### PETUNJUK TUGAS
Salin ulang dengan persis sebagian teks tentang hukum makruh: mulailah pada kata-kata yang memuat "Al Makruh secara", lalu berhenti setelah "طلبا غير جازم.".

### TEKS HALAMAN
----------

Pengertian Hukum Makruh dalam Ushul Fiqh

Al Makruh secara harfiyah bermakna sesuatu yang dibenci. Secara Ushul Fikih, makruh adalah

الكراهة هي خطاب الله تعالى الطلب للكف عن الفعل طلبا غير جازم.

Karahah adalah khithab/titah/firman Allah Taala yang menuntut untuk meninggalkan suatu perbuatan dengan tuntutan yang tidak tegas.


Sedangkan secara hukum/fikih, makruh adalah

ما يثاب على تركه ولا يعاقب على فعله

Yakni suatu larangan yang jika ditinggalkan (untuk mengikuti perintah Allah) mendapat pahala dan jika dikerjakan tidak mendapat siksa.

Makruh adalah kebalikan dari hukum mandub/sunnah.

Contoh: menolah-noleh dalam sholat, berkumur & menghirup air di hidung saat wudhu ketika puasa ramadhan, dll.

Makruh ditunjukkan oleh *nahi maqshud*, atau larangan yang tertuju pada perkara tertentu, baik melalui nash, ijma' & qiyas. Seperti makruhnya meninggalkan sholat tahiyatul masjid, berdasarkan larangan khusus dalam hadits:

إِذَ دَخَلَ أَحَدُكُمْ الْمَسْجِدَ فَلَا يَجْلِسُ حَتَّى يُصَلَّيَ رَكْعَتَيْنِ

"Jika salah seorang di antara kalian masuk masjid, maka janganlah duduk hingga mengerjakan shalat dua rakaat (tahiyatul masjid)".

Hukum Makruh diketahui melalui beberapa petunjuk antara lain:
:small_blue_diamond:1. Kalimat berita memiliki materi kata kerja menunjukkan atas makruh.

----------

### KUMPULAN DATA

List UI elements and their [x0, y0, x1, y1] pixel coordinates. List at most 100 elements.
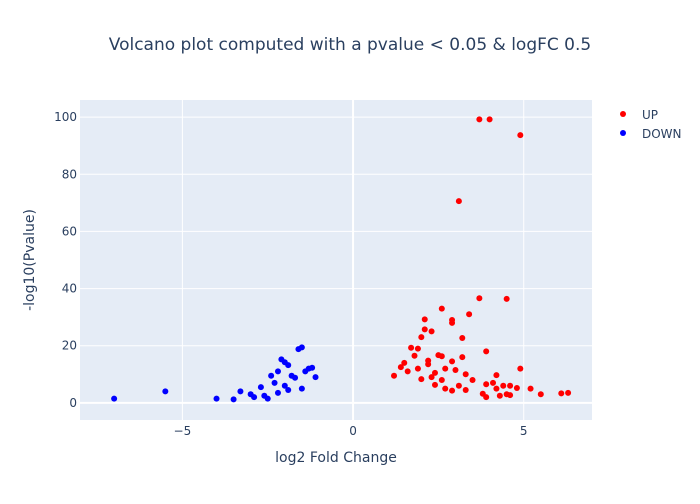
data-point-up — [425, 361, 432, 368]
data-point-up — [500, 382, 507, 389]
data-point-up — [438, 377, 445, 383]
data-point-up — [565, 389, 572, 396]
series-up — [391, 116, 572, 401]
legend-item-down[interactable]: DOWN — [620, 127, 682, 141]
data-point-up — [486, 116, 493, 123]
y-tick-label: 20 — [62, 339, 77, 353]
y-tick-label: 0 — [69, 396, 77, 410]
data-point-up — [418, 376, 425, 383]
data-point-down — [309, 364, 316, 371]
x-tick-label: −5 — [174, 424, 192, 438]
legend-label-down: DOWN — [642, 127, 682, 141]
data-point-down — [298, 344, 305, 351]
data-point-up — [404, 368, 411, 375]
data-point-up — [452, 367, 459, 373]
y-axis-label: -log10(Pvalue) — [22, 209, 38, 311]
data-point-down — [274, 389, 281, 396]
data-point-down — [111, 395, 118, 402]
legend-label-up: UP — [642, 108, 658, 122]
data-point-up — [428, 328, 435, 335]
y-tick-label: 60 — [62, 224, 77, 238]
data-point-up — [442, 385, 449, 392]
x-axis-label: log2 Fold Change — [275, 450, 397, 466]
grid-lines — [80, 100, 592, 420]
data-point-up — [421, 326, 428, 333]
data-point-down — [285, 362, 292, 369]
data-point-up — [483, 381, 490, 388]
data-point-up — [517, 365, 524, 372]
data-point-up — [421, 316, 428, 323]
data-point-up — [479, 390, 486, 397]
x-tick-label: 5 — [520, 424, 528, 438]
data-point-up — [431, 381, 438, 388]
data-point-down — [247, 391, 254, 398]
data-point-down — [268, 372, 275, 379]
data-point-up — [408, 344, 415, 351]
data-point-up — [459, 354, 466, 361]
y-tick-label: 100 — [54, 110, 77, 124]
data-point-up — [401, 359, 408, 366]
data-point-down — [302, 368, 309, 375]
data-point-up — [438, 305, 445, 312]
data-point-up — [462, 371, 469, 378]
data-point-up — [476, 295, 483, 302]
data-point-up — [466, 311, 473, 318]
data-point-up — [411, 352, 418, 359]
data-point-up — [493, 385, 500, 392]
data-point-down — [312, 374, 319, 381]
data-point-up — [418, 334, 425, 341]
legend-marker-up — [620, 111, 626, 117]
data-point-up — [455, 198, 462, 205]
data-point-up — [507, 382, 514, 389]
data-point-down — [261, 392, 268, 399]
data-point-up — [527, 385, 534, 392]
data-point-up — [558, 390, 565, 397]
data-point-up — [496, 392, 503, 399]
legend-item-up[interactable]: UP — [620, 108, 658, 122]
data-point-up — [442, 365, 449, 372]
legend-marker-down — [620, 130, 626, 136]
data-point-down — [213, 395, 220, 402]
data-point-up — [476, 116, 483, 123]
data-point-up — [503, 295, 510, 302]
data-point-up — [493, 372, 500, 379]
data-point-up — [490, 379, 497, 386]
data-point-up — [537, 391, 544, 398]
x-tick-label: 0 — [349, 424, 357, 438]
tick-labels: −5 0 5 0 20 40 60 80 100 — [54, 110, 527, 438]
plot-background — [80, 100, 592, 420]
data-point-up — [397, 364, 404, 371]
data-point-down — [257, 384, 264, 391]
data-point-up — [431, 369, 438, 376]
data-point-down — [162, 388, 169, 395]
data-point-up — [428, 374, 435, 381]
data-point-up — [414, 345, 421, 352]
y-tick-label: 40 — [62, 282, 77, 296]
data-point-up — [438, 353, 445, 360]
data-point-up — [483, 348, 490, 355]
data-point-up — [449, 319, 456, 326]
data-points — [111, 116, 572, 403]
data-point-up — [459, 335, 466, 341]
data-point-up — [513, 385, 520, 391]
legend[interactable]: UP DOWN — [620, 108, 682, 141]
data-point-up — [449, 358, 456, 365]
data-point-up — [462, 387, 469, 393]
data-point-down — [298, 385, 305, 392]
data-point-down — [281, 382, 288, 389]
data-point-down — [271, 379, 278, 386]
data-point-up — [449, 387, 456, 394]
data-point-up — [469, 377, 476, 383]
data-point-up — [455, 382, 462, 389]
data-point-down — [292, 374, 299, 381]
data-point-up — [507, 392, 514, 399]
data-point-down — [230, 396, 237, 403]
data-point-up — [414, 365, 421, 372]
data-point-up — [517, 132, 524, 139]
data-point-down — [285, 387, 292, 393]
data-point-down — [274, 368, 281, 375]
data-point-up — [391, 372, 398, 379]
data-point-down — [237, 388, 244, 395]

----------

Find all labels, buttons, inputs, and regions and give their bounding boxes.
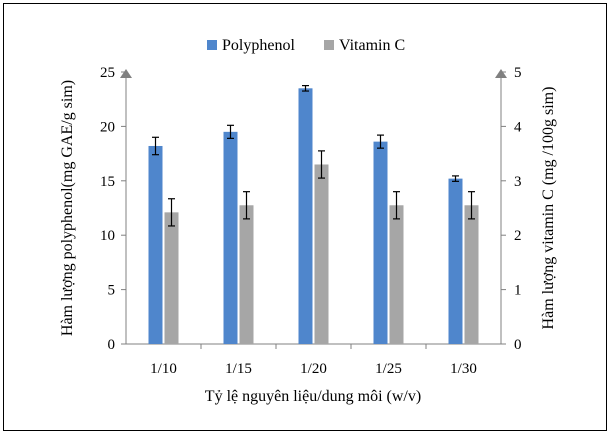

----------

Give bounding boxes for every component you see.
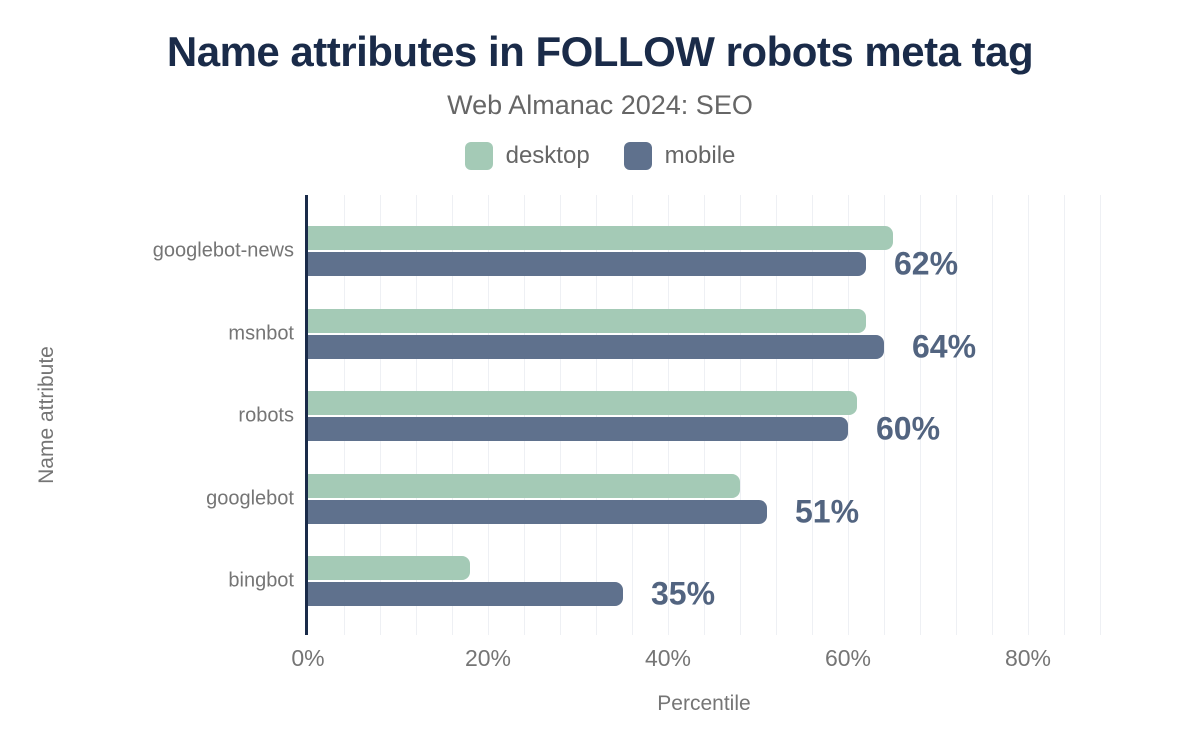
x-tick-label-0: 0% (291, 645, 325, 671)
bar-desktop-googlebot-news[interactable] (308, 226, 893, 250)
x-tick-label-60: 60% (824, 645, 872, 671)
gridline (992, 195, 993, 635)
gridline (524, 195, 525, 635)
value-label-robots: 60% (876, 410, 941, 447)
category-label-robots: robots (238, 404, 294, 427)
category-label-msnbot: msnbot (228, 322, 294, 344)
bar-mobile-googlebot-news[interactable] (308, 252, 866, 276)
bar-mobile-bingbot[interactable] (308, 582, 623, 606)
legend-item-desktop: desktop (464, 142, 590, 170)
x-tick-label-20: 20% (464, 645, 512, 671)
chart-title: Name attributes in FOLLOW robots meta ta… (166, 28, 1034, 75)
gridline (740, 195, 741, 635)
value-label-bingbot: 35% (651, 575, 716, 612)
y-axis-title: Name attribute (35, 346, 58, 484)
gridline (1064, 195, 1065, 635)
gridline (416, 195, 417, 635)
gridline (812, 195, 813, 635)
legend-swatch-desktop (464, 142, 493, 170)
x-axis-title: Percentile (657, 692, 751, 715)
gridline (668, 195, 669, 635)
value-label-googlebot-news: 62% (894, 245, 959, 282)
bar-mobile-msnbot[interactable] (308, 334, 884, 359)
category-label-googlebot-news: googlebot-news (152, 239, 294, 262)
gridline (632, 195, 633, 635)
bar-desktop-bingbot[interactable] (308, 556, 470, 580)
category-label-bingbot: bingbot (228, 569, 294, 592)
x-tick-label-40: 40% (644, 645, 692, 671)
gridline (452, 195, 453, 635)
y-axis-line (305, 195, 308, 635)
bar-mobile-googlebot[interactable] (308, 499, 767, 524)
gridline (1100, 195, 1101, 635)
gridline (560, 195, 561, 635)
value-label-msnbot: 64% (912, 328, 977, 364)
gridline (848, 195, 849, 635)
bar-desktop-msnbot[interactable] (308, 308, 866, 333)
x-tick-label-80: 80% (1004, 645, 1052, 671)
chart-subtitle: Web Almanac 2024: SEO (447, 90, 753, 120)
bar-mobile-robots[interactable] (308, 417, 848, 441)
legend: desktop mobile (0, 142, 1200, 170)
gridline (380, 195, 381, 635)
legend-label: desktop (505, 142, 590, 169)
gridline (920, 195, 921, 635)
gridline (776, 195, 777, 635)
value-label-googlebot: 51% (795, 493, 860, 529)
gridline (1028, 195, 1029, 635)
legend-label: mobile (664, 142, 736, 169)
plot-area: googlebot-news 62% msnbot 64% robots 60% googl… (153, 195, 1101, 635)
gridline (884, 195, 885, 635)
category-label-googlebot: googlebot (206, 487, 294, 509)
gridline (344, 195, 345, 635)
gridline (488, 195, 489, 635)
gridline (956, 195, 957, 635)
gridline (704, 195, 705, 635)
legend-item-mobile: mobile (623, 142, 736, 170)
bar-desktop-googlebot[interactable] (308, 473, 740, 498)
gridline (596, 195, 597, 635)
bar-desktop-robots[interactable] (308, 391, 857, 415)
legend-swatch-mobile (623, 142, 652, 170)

----------

### JAWABAN TERTULIS
Al Makruh secara harfiyah bermakna sesuatu yang dibenci. Secara Ushul Fikih, makruh adalah

الكراهة هي خطاب الله تعالى الطلب للكف عن الفعل طلبا غير جازم.